■ Do this ■
Pick out and copy every line below that has the word "marker".

■ Extracted material ■
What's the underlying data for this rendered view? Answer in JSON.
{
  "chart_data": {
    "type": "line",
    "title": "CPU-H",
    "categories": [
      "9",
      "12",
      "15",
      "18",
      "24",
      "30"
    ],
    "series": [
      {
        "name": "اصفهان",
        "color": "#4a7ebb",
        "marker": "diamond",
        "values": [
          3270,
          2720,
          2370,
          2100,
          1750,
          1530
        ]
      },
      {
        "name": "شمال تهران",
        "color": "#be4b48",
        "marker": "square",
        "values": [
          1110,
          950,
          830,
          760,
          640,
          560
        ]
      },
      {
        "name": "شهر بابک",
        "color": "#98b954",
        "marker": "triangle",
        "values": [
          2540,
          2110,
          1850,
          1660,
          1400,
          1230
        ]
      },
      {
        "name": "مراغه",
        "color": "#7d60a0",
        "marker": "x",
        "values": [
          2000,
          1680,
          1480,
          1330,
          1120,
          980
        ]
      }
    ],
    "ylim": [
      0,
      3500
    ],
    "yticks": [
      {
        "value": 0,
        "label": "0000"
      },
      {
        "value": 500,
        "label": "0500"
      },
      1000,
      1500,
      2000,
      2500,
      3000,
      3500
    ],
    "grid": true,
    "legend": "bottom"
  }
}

■ Result ■
        "marker": "diamond",
        "marker": "square",
        "marker": "triangle",
        "marker": "x",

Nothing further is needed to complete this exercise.